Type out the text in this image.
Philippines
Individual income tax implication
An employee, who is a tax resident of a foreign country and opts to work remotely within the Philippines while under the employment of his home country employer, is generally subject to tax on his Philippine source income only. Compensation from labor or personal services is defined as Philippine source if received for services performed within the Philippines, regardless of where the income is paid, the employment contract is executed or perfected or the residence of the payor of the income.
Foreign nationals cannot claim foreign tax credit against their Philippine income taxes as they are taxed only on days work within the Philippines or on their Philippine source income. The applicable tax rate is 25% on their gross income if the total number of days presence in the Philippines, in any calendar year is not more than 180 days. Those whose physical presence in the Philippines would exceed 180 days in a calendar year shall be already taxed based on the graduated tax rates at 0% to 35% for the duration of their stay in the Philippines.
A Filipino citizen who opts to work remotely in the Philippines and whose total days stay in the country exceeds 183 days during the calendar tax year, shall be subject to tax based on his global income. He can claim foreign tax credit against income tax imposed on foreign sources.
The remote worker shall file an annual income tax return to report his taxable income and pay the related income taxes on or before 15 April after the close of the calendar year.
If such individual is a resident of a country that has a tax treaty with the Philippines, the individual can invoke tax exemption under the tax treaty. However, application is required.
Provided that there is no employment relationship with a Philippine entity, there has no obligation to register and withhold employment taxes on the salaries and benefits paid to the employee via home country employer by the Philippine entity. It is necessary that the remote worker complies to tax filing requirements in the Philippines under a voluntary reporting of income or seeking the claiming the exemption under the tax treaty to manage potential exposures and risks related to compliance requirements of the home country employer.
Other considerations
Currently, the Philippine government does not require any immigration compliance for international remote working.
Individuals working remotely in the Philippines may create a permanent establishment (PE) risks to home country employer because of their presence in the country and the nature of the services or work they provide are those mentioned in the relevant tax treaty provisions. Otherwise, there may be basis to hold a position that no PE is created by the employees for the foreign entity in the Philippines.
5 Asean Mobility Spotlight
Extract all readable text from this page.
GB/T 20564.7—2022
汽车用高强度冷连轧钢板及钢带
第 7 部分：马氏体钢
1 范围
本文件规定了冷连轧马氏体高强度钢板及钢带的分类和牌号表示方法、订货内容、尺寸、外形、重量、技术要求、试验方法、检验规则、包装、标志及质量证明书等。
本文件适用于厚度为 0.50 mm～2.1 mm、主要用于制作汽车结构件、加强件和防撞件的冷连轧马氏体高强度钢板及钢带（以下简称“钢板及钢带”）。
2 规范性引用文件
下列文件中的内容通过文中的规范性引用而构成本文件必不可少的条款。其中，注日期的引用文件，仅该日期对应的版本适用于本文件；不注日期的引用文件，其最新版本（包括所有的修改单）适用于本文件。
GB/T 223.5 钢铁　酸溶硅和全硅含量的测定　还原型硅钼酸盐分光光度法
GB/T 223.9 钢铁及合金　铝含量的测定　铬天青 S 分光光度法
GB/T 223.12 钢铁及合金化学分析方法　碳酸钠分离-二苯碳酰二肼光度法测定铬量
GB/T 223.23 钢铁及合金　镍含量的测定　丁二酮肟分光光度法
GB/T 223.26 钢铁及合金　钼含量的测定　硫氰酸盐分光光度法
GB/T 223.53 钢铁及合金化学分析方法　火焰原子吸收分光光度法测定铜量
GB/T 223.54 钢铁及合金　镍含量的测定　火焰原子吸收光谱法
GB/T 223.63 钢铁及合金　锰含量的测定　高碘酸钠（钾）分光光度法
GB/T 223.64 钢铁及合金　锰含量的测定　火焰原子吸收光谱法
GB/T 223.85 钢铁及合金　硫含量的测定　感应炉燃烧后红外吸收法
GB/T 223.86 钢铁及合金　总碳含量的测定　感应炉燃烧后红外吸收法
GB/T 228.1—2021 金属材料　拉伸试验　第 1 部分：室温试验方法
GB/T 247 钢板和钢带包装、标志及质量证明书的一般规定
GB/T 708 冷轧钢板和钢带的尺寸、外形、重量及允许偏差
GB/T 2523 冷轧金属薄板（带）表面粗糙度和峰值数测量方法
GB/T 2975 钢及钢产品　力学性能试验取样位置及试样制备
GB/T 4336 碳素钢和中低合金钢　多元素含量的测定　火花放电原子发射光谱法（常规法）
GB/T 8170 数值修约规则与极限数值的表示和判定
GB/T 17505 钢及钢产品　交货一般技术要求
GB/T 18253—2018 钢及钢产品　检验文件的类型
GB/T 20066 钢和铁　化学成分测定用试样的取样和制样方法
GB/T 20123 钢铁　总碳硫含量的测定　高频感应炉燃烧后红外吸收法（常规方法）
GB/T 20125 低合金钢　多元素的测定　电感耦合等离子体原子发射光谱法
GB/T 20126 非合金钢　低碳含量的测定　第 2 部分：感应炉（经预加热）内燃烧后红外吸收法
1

◆ ◆ ◆ ◆

- **REQUIRED WORK**: Each entry is to be returned in full, character for character.

- **EXPECTED ANSWER**:
Type out the text in this image.
Philippines
Individual income tax implication
An employee, who is a tax resident of a foreign country and opts to work remotely within the Philippines while under the employment of his home country employer, is generally subject to tax on his Philippine source income only. Compensation from labor or personal services is defined as Philippine source if received for services performed within the Philippines, regardless of where the income is paid, the employment contract is executed or perfected or the residence of the payor of the income.
Foreign nationals cannot claim foreign tax credit against their Philippine income taxes as they are taxed only on days work within the Philippines or on their Philippine source income. The applicable tax rate is 25% on their gross income if the total number of days presence in the Philippines, in any calendar year is not more than 180 days. Those whose physical presence in the Philippines would exceed 180 days in a calendar year shall be already taxed based on the graduated tax rates at 0% to 35% for the duration of their stay in the Philippines.
A Filipino citizen who opts to work remotely in the Philippines and whose total days stay in the country exceeds 183 days during the calendar tax year, shall be subject to tax based on his global income. He can claim foreign tax credit against income tax imposed on foreign sources.
The remote worker shall file an annual income tax return to report his taxable income and pay the related income taxes on or before 15 April after the close of the calendar year.
If such individual is a resident of a country that has a tax treaty with the Philippines, the individual can invoke tax exemption under the tax treaty. However, application is required.
Provided that there is no employment relationship with a Philippine entity, there has no obligation to register and withhold employment taxes on the salaries and benefits paid to the employee via home country employer by the Philippine entity. It is necessary that the remote worker complies to tax filing requirements in the Philippines under a voluntary reporting of income or seeking the claiming the exemption under the tax treaty to manage potential exposures and risks related to compliance requirements of the home country employer.
Other considerations
Currently, the Philippine government does not require any immigration compliance for international remote working.
Individuals working remotely in the Philippines may create a permanent establishment (PE) risks to home country employer because of their presence in the country and the nature of the services or work they provide are those mentioned in the relevant tax treaty provisions. Otherwise, there may be basis to hold a position that no PE is created by the employees for the foreign entity in the Philippines.
5 Asean Mobility Spotlight
Extract all readable text from this page.
GB/T 20564.7—2022
汽车用高强度冷连轧钢板及钢带
第 7 部分：马氏体钢
1 范围
本文件规定了冷连轧马氏体高强度钢板及钢带的分类和牌号表示方法、订货内容、尺寸、外形、重量、技术要求、试验方法、检验规则、包装、标志及质量证明书等。
本文件适用于厚度为 0.50 mm～2.1 mm、主要用于制作汽车结构件、加强件和防撞件的冷连轧马氏体高强度钢板及钢带（以下简称“钢板及钢带”）。
2 规范性引用文件
下列文件中的内容通过文中的规范性引用而构成本文件必不可少的条款。其中，注日期的引用文件，仅该日期对应的版本适用于本文件；不注日期的引用文件，其最新版本（包括所有的修改单）适用于本文件。
GB/T 223.5 钢铁　酸溶硅和全硅含量的测定　还原型硅钼酸盐分光光度法
GB/T 223.9 钢铁及合金　铝含量的测定　铬天青 S 分光光度法
GB/T 223.12 钢铁及合金化学分析方法　碳酸钠分离-二苯碳酰二肼光度法测定铬量
GB/T 223.23 钢铁及合金　镍含量的测定　丁二酮肟分光光度法
GB/T 223.26 钢铁及合金　钼含量的测定　硫氰酸盐分光光度法
GB/T 223.53 钢铁及合金化学分析方法　火焰原子吸收分光光度法测定铜量
GB/T 223.54 钢铁及合金　镍含量的测定　火焰原子吸收光谱法
GB/T 223.63 钢铁及合金　锰含量的测定　高碘酸钠（钾）分光光度法
GB/T 223.64 钢铁及合金　锰含量的测定　火焰原子吸收光谱法
GB/T 223.85 钢铁及合金　硫含量的测定　感应炉燃烧后红外吸收法
GB/T 223.86 钢铁及合金　总碳含量的测定　感应炉燃烧后红外吸收法
GB/T 228.1—2021 金属材料　拉伸试验　第 1 部分：室温试验方法
GB/T 247 钢板和钢带包装、标志及质量证明书的一般规定
GB/T 708 冷轧钢板和钢带的尺寸、外形、重量及允许偏差
GB/T 2523 冷轧金属薄板（带）表面粗糙度和峰值数测量方法
GB/T 2975 钢及钢产品　力学性能试验取样位置及试样制备
GB/T 4336 碳素钢和中低合金钢　多元素含量的测定　火花放电原子发射光谱法（常规法）
GB/T 8170 数值修约规则与极限数值的表示和判定
GB/T 17505 钢及钢产品　交货一般技术要求
GB/T 18253—2018 钢及钢产品　检验文件的类型
GB/T 20066 钢和铁　化学成分测定用试样的取样和制样方法
GB/T 20123 钢铁　总碳硫含量的测定　高频感应炉燃烧后红外吸收法（常规方法）
GB/T 20125 低合金钢　多元素的测定　电感耦合等离子体原子发射光谱法
GB/T 20126 非合金钢　低碳含量的测定　第 2 部分：感应炉（经预加热）内燃烧后红外吸收法
1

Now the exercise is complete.